═════ Dataset records ═════

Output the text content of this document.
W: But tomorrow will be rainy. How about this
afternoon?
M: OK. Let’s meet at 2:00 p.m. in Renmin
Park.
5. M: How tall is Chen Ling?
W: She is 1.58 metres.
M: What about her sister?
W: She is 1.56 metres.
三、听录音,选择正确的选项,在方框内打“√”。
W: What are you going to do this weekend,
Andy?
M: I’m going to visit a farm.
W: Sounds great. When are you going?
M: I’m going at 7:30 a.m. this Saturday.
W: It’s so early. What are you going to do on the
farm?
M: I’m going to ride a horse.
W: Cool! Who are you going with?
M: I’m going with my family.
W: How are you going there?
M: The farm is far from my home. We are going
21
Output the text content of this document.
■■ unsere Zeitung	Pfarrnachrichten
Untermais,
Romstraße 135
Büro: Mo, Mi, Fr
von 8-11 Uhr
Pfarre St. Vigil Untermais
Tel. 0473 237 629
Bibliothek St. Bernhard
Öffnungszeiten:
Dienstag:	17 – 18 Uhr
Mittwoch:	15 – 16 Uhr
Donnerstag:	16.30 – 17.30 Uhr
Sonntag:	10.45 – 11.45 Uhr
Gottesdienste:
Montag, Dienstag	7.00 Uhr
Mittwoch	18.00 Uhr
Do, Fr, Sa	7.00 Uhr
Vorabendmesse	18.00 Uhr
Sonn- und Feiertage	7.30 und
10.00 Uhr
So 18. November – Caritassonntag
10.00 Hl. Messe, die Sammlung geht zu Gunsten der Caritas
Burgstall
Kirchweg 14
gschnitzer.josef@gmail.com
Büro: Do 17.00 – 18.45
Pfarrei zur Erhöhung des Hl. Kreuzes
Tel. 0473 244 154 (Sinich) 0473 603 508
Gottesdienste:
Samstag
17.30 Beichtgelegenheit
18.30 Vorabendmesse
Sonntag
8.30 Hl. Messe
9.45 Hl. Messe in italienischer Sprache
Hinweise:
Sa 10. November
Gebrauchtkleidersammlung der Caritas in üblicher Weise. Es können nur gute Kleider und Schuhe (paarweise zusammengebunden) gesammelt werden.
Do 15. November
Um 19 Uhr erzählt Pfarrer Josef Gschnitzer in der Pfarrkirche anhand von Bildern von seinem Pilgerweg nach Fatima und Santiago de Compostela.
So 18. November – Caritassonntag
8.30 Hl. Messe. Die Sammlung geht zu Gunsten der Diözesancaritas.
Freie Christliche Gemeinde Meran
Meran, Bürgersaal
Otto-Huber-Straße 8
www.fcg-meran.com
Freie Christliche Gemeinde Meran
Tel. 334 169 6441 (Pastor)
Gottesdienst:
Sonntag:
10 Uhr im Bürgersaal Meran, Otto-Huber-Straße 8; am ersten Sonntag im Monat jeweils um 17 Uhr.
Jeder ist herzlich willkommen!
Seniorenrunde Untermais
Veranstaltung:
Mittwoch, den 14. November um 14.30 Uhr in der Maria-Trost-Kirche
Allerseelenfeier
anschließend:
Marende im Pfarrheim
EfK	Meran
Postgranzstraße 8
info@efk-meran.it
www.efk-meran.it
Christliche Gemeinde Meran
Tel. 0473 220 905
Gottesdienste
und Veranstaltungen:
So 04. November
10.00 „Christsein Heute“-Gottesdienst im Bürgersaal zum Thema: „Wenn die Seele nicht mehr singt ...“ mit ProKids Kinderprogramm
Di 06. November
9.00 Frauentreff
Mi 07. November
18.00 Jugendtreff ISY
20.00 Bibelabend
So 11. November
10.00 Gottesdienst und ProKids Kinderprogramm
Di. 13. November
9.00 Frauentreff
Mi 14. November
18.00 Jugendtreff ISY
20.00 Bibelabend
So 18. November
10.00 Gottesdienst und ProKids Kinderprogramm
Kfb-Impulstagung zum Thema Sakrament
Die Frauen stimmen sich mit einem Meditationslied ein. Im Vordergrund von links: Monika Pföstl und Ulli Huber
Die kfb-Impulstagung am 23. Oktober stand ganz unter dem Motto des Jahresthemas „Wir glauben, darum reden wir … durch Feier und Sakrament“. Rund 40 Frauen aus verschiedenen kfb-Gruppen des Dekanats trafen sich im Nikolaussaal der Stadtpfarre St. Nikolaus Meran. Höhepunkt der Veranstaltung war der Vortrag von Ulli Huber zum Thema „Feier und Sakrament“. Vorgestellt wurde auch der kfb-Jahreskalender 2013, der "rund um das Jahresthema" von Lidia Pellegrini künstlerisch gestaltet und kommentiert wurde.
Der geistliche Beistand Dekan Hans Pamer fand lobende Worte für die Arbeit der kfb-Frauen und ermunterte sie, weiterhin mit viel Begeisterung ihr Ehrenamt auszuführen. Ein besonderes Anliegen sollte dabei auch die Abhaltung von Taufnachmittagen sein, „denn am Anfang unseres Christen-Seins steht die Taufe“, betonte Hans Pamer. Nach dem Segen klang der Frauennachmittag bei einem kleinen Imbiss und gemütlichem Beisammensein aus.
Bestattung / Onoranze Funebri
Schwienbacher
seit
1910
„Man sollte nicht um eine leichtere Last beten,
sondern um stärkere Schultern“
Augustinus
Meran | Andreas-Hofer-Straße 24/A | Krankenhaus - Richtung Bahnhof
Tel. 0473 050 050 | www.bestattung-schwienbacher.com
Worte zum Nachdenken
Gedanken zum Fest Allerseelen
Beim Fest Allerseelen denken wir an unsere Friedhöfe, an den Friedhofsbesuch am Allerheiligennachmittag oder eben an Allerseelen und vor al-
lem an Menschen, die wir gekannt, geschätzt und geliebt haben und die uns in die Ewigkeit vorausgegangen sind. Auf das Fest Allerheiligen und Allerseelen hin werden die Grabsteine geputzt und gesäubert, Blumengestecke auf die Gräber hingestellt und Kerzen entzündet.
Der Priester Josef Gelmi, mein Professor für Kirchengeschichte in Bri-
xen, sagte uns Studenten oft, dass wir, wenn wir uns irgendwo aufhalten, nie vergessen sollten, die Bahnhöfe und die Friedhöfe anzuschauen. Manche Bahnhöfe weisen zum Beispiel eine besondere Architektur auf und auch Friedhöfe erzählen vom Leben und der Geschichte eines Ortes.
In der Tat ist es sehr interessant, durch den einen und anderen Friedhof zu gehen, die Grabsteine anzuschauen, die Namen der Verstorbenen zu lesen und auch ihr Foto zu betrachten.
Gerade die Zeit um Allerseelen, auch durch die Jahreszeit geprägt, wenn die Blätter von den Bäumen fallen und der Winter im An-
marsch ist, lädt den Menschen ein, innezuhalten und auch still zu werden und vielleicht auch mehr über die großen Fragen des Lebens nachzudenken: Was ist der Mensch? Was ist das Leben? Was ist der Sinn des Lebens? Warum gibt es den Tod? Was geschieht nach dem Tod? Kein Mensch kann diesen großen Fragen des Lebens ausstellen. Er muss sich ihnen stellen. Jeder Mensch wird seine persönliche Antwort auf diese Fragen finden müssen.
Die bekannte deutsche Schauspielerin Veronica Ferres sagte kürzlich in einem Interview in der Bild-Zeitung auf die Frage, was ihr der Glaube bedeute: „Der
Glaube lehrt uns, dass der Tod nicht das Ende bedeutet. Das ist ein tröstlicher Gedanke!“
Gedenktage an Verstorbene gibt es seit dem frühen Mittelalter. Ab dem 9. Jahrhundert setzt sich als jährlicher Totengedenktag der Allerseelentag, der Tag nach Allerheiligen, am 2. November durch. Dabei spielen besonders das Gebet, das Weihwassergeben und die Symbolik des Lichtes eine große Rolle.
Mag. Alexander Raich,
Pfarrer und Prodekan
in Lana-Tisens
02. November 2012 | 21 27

═════

● **Directions for this task**
Go through the listing above and pull out each line containing the word "Fest".

● **The completed task**
Gedanken zum Fest Allerseelen
Beim Fest Allerseelen denken wir an unsere Friedhöfe, an den Friedhofsbesuch am Allerheiligennachmittag oder eben an Allerseelen und vor al-
lem an Menschen, die wir gekannt, geschätzt und geliebt haben und die uns in die Ewigkeit vorausgegangen sind. Auf das Fest Allerheiligen und Allerseelen hin werden die Grabsteine geputzt und gesäubert, Blumengestecke auf die Gräber hingestellt und Kerzen entzündet.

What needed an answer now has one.